(Dataset listings of figures)

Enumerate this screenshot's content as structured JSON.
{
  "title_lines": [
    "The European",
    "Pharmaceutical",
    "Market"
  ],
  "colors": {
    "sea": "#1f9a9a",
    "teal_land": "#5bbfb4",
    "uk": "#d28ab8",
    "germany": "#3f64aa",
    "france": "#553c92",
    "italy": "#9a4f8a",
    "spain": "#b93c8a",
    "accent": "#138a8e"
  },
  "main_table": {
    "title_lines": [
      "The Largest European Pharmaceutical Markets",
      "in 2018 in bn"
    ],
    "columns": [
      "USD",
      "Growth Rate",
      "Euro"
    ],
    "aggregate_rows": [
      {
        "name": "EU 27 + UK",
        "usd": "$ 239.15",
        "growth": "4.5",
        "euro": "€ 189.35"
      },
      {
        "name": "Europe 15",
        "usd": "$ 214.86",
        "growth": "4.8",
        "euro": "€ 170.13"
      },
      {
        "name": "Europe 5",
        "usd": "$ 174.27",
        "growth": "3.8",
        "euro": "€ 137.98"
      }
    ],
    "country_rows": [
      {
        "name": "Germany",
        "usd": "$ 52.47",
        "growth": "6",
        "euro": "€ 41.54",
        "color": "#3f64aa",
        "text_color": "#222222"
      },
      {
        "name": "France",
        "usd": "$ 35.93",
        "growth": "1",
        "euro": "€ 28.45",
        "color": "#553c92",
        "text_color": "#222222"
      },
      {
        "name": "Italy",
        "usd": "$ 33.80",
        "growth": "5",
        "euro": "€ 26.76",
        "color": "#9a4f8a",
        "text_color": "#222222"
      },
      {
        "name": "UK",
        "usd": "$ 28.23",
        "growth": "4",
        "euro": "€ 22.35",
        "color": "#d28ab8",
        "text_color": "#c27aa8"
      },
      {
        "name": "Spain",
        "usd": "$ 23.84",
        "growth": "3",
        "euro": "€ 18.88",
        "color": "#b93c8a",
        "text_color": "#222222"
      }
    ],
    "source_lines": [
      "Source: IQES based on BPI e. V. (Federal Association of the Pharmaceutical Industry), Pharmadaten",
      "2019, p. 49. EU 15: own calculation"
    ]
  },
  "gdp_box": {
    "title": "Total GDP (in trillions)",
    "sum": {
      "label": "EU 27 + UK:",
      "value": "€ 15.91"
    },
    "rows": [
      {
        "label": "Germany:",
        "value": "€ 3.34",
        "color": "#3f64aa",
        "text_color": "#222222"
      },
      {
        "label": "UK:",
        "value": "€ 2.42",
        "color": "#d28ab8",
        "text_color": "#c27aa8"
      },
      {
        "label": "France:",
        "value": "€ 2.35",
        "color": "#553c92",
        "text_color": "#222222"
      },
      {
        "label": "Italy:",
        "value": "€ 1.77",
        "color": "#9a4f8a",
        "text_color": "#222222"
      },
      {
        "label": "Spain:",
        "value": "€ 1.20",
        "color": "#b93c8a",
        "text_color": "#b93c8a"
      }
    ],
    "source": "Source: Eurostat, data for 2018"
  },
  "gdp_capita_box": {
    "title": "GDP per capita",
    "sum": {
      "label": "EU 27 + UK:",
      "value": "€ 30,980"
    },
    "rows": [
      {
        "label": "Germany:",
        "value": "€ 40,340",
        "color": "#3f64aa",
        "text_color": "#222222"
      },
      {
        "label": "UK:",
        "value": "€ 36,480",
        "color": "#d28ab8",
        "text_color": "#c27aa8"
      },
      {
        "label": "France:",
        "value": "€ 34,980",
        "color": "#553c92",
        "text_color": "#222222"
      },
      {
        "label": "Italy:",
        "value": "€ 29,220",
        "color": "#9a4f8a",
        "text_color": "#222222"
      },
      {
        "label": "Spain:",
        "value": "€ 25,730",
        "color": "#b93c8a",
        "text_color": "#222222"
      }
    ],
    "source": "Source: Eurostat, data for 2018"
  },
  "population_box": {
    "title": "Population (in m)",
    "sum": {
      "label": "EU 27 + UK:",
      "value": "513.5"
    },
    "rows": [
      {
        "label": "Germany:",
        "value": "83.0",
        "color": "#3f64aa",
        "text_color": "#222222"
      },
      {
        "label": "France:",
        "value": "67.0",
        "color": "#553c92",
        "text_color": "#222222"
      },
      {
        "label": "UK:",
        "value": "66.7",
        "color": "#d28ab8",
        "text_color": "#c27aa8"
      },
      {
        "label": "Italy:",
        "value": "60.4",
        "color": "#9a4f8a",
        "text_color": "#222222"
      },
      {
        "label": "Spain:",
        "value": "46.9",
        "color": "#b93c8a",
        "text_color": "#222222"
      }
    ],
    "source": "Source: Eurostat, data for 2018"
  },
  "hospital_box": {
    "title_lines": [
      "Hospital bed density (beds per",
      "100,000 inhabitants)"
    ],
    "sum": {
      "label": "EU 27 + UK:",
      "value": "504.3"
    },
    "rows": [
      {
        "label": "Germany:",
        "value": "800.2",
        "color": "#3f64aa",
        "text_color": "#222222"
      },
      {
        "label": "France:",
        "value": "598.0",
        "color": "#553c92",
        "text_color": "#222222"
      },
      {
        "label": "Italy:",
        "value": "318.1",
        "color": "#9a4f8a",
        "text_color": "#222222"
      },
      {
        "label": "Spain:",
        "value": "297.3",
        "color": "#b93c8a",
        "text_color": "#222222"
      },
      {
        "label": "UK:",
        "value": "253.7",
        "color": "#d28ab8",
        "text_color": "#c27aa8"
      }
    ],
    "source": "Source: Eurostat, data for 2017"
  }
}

> WHAT IS NEEDED: Give the entries again in full, exactly as they are written.

> ANSWER TO THE TASK:
Enumerate this screenshot's content as structured JSON.
{
  "title_lines": [
    "The European",
    "Pharmaceutical",
    "Market"
  ],
  "colors": {
    "sea": "#1f9a9a",
    "teal_land": "#5bbfb4",
    "uk": "#d28ab8",
    "germany": "#3f64aa",
    "france": "#553c92",
    "italy": "#9a4f8a",
    "spain": "#b93c8a",
    "accent": "#138a8e"
  },
  "main_table": {
    "title_lines": [
      "The Largest European Pharmaceutical Markets",
      "in 2018 in bn"
    ],
    "columns": [
      "USD",
      "Growth Rate",
      "Euro"
    ],
    "aggregate_rows": [
      {
        "name": "EU 27 + UK",
        "usd": "$ 239.15",
        "growth": "4.5",
        "euro": "€ 189.35"
      },
      {
        "name": "Europe 15",
        "usd": "$ 214.86",
        "growth": "4.8",
        "euro": "€ 170.13"
      },
      {
        "name": "Europe 5",
        "usd": "$ 174.27",
        "growth": "3.8",
        "euro": "€ 137.98"
      }
    ],
    "country_rows": [
      {
        "name": "Germany",
        "usd": "$ 52.47",
        "growth": "6",
        "euro": "€ 41.54",
        "color": "#3f64aa",
        "text_color": "#222222"
      },
      {
        "name": "France",
        "usd": "$ 35.93",
        "growth": "1",
        "euro": "€ 28.45",
        "color": "#553c92",
        "text_color": "#222222"
      },
      {
        "name": "Italy",
        "usd": "$ 33.80",
        "growth": "5",
        "euro": "€ 26.76",
        "color": "#9a4f8a",
        "text_color": "#222222"
      },
      {
        "name": "UK",
        "usd": "$ 28.23",
        "growth": "4",
        "euro": "€ 22.35",
        "color": "#d28ab8",
        "text_color": "#c27aa8"
      },
      {
        "name": "Spain",
        "usd": "$ 23.84",
        "growth": "3",
        "euro": "€ 18.88",
        "color": "#b93c8a",
        "text_color": "#222222"
      }
    ],
    "source_lines": [
      "Source: IQES based on BPI e. V. (Federal Association of the Pharmaceutical Industry), Pharmadaten",
      "2019, p. 49. EU 15: own calculation"
    ]
  },
  "gdp_box": {
    "title": "Total GDP (in trillions)",
    "sum": {
      "label": "EU 27 + UK:",
      "value": "€ 15.91"
    },
    "rows": [
      {
        "label": "Germany:",
        "value": "€ 3.34",
        "color": "#3f64aa",
        "text_color": "#222222"
      },
      {
        "label": "UK:",
        "value": "€ 2.42",
        "color": "#d28ab8",
        "text_color": "#c27aa8"
      },
      {
        "label": "France:",
        "value": "€ 2.35",
        "color": "#553c92",
        "text_color": "#222222"
      },
      {
        "label": "Italy:",
        "value": "€ 1.77",
        "color": "#9a4f8a",
        "text_color": "#222222"
      },
      {
        "label": "Spain:",
        "value": "€ 1.20",
        "color": "#b93c8a",
        "text_color": "#b93c8a"
      }
    ],
    "source": "Source: Eurostat, data for 2018"
  },
  "gdp_capita_box": {
    "title": "GDP per capita",
    "sum": {
      "label": "EU 27 + UK:",
      "value": "€ 30,980"
    },
    "rows": [
      {
        "label": "Germany:",
        "value": "€ 40,340",
        "color": "#3f64aa",
        "text_color": "#222222"
      },
      {
        "label": "UK:",
        "value": "€ 36,480",
        "color": "#d28ab8",
        "text_color": "#c27aa8"
      },
      {
        "label": "France:",
        "value": "€ 34,980",
        "color": "#553c92",
        "text_color": "#222222"
      },
      {
        "label": "Italy:",
        "value": "€ 29,220",
        "color": "#9a4f8a",
        "text_color": "#222222"
      },
      {
        "label": "Spain:",
        "value": "€ 25,730",
        "color": "#b93c8a",
        "text_color": "#222222"
      }
    ],
    "source": "Source: Eurostat, data for 2018"
  },
  "population_box": {
    "title": "Population (in m)",
    "sum": {
      "label": "EU 27 + UK:",
      "value": "513.5"
    },
    "rows": [
      {
        "label": "Germany:",
        "value": "83.0",
        "color": "#3f64aa",
        "text_color": "#222222"
      },
      {
        "label": "France:",
        "value": "67.0",
        "color": "#553c92",
        "text_color": "#222222"
      },
      {
        "label": "UK:",
        "value": "66.7",
        "color": "#d28ab8",
        "text_color": "#c27aa8"
      },
      {
        "label": "Italy:",
        "value": "60.4",
        "color": "#9a4f8a",
        "text_color": "#222222"
      },
      {
        "label": "Spain:",
        "value": "46.9",
        "color": "#b93c8a",
        "text_color": "#222222"
      }
    ],
    "source": "Source: Eurostat, data for 2018"
  },
  "hospital_box": {
    "title_lines": [
      "Hospital bed density (beds per",
      "100,000 inhabitants)"
    ],
    "sum": {
      "label": "EU 27 + UK:",
      "value": "504.3"
    },
    "rows": [
      {
        "label": "Germany:",
        "value": "800.2",
        "color": "#3f64aa",
        "text_color": "#222222"
      },
      {
        "label": "France:",
        "value": "598.0",
        "color": "#553c92",
        "text_color": "#222222"
      },
      {
        "label": "Italy:",
        "value": "318.1",
        "color": "#9a4f8a",
        "text_color": "#222222"
      },
      {
        "label": "Spain:",
        "value": "297.3",
        "color": "#b93c8a",
        "text_color": "#222222"
      },
      {
        "label": "UK:",
        "value": "253.7",
        "color": "#d28ab8",
        "text_color": "#c27aa8"
      }
    ],
    "source": "Source: Eurostat, data for 2017"
  }
}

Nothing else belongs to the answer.